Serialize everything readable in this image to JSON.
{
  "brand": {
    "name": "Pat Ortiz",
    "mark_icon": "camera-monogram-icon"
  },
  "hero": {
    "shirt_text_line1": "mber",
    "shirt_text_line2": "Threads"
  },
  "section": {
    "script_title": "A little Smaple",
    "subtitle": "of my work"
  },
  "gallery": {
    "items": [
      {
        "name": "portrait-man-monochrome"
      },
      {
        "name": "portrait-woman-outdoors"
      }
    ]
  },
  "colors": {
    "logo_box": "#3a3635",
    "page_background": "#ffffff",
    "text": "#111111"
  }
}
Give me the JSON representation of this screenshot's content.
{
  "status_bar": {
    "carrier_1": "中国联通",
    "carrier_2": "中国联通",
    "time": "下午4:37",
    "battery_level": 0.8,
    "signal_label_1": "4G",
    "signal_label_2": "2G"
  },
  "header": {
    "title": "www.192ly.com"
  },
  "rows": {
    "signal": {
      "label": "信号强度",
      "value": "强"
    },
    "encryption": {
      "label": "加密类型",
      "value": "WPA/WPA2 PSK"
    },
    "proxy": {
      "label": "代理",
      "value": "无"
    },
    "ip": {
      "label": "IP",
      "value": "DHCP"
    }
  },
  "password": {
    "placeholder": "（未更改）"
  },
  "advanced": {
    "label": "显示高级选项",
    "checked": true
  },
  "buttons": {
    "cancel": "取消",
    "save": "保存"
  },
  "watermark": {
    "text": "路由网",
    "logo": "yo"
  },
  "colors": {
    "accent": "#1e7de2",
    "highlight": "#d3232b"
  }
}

### Task directions
Type the material above out again, exactly.

### Exercise answer
Serialize everything readable in this image to JSON.
{
  "brand": {
    "name": "Pat Ortiz",
    "mark_icon": "camera-monogram-icon"
  },
  "hero": {
    "shirt_text_line1": "mber",
    "shirt_text_line2": "Threads"
  },
  "section": {
    "script_title": "A little Smaple",
    "subtitle": "of my work"
  },
  "gallery": {
    "items": [
      {
        "name": "portrait-man-monochrome"
      },
      {
        "name": "portrait-woman-outdoors"
      }
    ]
  },
  "colors": {
    "logo_box": "#3a3635",
    "page_background": "#ffffff",
    "text": "#111111"
  }
}
Give me the JSON representation of this screenshot's content.
{
  "status_bar": {
    "carrier_1": "中国联通",
    "carrier_2": "中国联通",
    "time": "下午4:37",
    "battery_level": 0.8,
    "signal_label_1": "4G",
    "signal_label_2": "2G"
  },
  "header": {
    "title": "www.192ly.com"
  },
  "rows": {
    "signal": {
      "label": "信号强度",
      "value": "强"
    },
    "encryption": {
      "label": "加密类型",
      "value": "WPA/WPA2 PSK"
    },
    "proxy": {
      "label": "代理",
      "value": "无"
    },
    "ip": {
      "label": "IP",
      "value": "DHCP"
    }
  },
  "password": {
    "placeholder": "（未更改）"
  },
  "advanced": {
    "label": "显示高级选项",
    "checked": true
  },
  "buttons": {
    "cancel": "取消",
    "save": "保存"
  },
  "watermark": {
    "text": "路由网",
    "logo": "yo"
  },
  "colors": {
    "accent": "#1e7de2",
    "highlight": "#d3232b"
  }
}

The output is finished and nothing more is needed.